Exercise instructions:
Don't copy the pictures; return every other part of the records exactly.

Items listed in a dataset
☆ ☆ ☆ ☆ ☆

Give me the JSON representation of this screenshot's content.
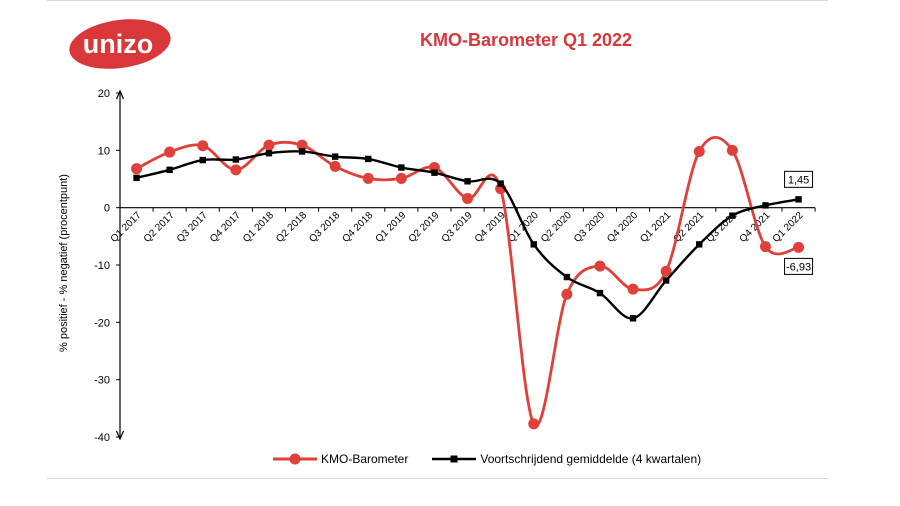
{
  "logo": {
    "text": "unizo",
    "color": "#d9373a"
  },
  "chart_data": {
    "type": "line",
    "title": "KMO-Barometer Q1 2022",
    "xlabel": "",
    "ylabel": "% positief - % negatief (procentpunt)",
    "ylim": [
      -40,
      20
    ],
    "yticks": [
      20,
      10,
      0,
      -10,
      -20,
      -30,
      -40
    ],
    "categories": [
      "Q1 2017",
      "Q2 2017",
      "Q3 2017",
      "Q4 2017",
      "Q1 2018",
      "Q2 2018",
      "Q3 2018",
      "Q4 2018",
      "Q1 2019",
      "Q2 2019",
      "Q3 2019",
      "Q4 2019",
      "Q1 2020",
      "Q2 2020",
      "Q3 2020",
      "Q4 2020",
      "Q1 2021",
      "Q2 2021",
      "Q3 2021",
      "Q4 2021",
      "Q1 2022"
    ],
    "series": [
      {
        "name": "KMO-Barometer",
        "color": "#e0403a",
        "marker": "circle",
        "values": [
          6.8,
          9.7,
          10.8,
          6.6,
          10.9,
          10.9,
          7.2,
          5.1,
          5.1,
          7.0,
          1.6,
          3.3,
          -37.7,
          -15.1,
          -10.2,
          -14.2,
          -11.1,
          9.8,
          10.0,
          -6.8,
          -6.93
        ],
        "end_label": "-6,93"
      },
      {
        "name": "Voortschrijdend gemiddelde (4 kwartalen)",
        "color": "#000000",
        "marker": "square",
        "values": [
          5.2,
          6.6,
          8.3,
          8.4,
          9.5,
          9.8,
          8.9,
          8.5,
          7.0,
          6.1,
          4.6,
          4.2,
          -6.4,
          -12.1,
          -14.9,
          -19.3,
          -12.7,
          -6.4,
          -1.4,
          0.4,
          1.45
        ],
        "end_label": "1,45"
      }
    ],
    "legend": "bottom-center"
  }
}
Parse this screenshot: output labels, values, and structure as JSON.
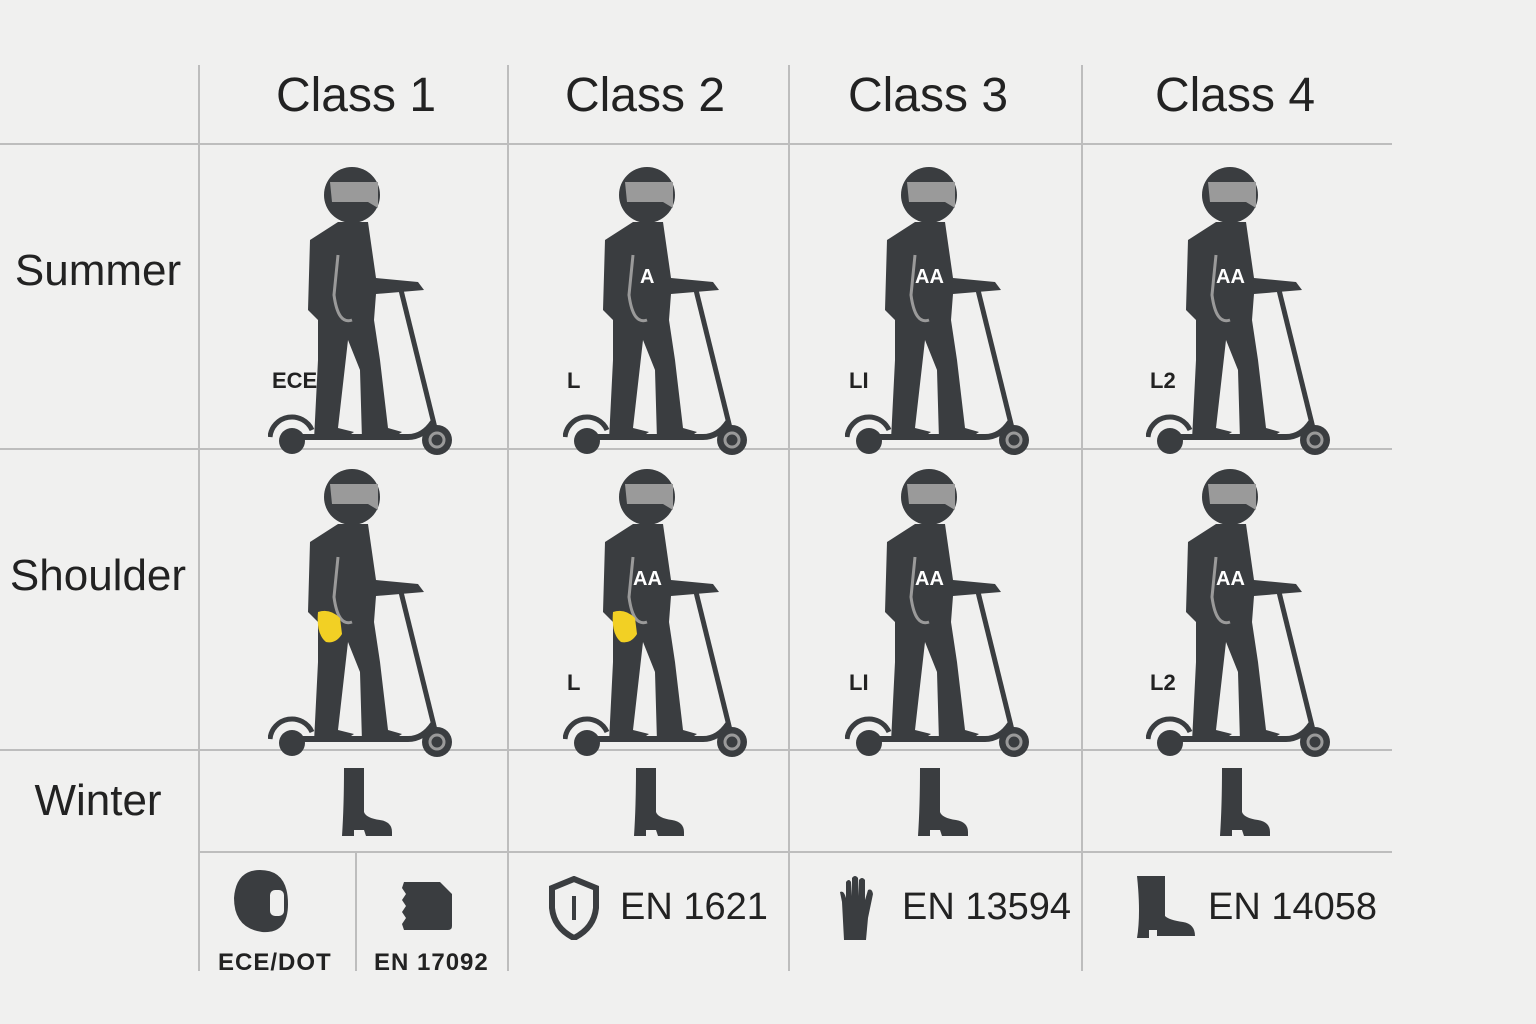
{
  "columns": [
    "Class 1",
    "Class 2",
    "Class 3",
    "Class 4"
  ],
  "rows": [
    "Summer",
    "Shoulder",
    "Winter"
  ],
  "colors": {
    "figure": "#3a3d40",
    "visor": "#9a9a9a",
    "glove": "#f2d024",
    "grid": "#bdbdbd",
    "background": "#f0f0ef"
  },
  "cells": {
    "summer": [
      {
        "leg_label": "ECE",
        "torso_label": "",
        "gloves": false
      },
      {
        "leg_label": "L",
        "torso_label": "A",
        "gloves": false
      },
      {
        "leg_label": "LI",
        "torso_label": "AA",
        "gloves": false
      },
      {
        "leg_label": "L2",
        "torso_label": "AA",
        "gloves": false
      }
    ],
    "shoulder": [
      {
        "leg_label": "",
        "torso_label": "",
        "gloves": true
      },
      {
        "leg_label": "L",
        "torso_label": "AA",
        "gloves": true
      },
      {
        "leg_label": "LI",
        "torso_label": "AA",
        "gloves": false
      },
      {
        "leg_label": "L2",
        "torso_label": "AA",
        "gloves": false
      }
    ]
  },
  "legend": [
    {
      "icon": "helmet-icon",
      "label": "ECE/DOT"
    },
    {
      "icon": "back-protector-icon",
      "label": "EN 17092"
    },
    {
      "icon": "shield-icon",
      "label": "EN 1621"
    },
    {
      "icon": "glove-icon",
      "label": "EN 13594"
    },
    {
      "icon": "boot-icon",
      "label": "EN 14058"
    }
  ]
}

☆ ☆ ☆ ☆ ☆

Solution below:
Give me the JSON representation of this screenshot's content.
{
  "logo": {
    "text": "unizo",
    "color": "#d9373a"
  },
  "chart_data": {
    "type": "line",
    "title": "KMO-Barometer Q1 2022",
    "xlabel": "",
    "ylabel": "% positief - % negatief (procentpunt)",
    "ylim": [
      -40,
      20
    ],
    "yticks": [
      20,
      10,
      0,
      -10,
      -20,
      -30,
      -40
    ],
    "categories": [
      "Q1 2017",
      "Q2 2017",
      "Q3 2017",
      "Q4 2017",
      "Q1 2018",
      "Q2 2018",
      "Q3 2018",
      "Q4 2018",
      "Q1 2019",
      "Q2 2019",
      "Q3 2019",
      "Q4 2019",
      "Q1 2020",
      "Q2 2020",
      "Q3 2020",
      "Q4 2020",
      "Q1 2021",
      "Q2 2021",
      "Q3 2021",
      "Q4 2021",
      "Q1 2022"
    ],
    "series": [
      {
        "name": "KMO-Barometer",
        "color": "#e0403a",
        "marker": "circle",
        "values": [
          6.8,
          9.7,
          10.8,
          6.6,
          10.9,
          10.9,
          7.2,
          5.1,
          5.1,
          7.0,
          1.6,
          3.3,
          -37.7,
          -15.1,
          -10.2,
          -14.2,
          -11.1,
          9.8,
          10.0,
          -6.8,
          -6.93
        ],
        "end_label": "-6,93"
      },
      {
        "name": "Voortschrijdend gemiddelde (4 kwartalen)",
        "color": "#000000",
        "marker": "square",
        "values": [
          5.2,
          6.6,
          8.3,
          8.4,
          9.5,
          9.8,
          8.9,
          8.5,
          7.0,
          6.1,
          4.6,
          4.2,
          -6.4,
          -12.1,
          -14.9,
          -19.3,
          -12.7,
          -6.4,
          -1.4,
          0.4,
          1.45
        ],
        "end_label": "1,45"
      }
    ],
    "legend": "bottom-center"
  }
}
Parse this screenshot: output labels, values, and structure as JSON.
{
  "columns": [
    "Class 1",
    "Class 2",
    "Class 3",
    "Class 4"
  ],
  "rows": [
    "Summer",
    "Shoulder",
    "Winter"
  ],
  "colors": {
    "figure": "#3a3d40",
    "visor": "#9a9a9a",
    "glove": "#f2d024",
    "grid": "#bdbdbd",
    "background": "#f0f0ef"
  },
  "cells": {
    "summer": [
      {
        "leg_label": "ECE",
        "torso_label": "",
        "gloves": false
      },
      {
        "leg_label": "L",
        "torso_label": "A",
        "gloves": false
      },
      {
        "leg_label": "LI",
        "torso_label": "AA",
        "gloves": false
      },
      {
        "leg_label": "L2",
        "torso_label": "AA",
        "gloves": false
      }
    ],
    "shoulder": [
      {
        "leg_label": "",
        "torso_label": "",
        "gloves": true
      },
      {
        "leg_label": "L",
        "torso_label": "AA",
        "gloves": true
      },
      {
        "leg_label": "LI",
        "torso_label": "AA",
        "gloves": false
      },
      {
        "leg_label": "L2",
        "torso_label": "AA",
        "gloves": false
      }
    ]
  },
  "legend": [
    {
      "icon": "helmet-icon",
      "label": "ECE/DOT"
    },
    {
      "icon": "back-protector-icon",
      "label": "EN 17092"
    },
    {
      "icon": "shield-icon",
      "label": "EN 1621"
    },
    {
      "icon": "glove-icon",
      "label": "EN 13594"
    },
    {
      "icon": "boot-icon",
      "label": "EN 14058"
    }
  ]
}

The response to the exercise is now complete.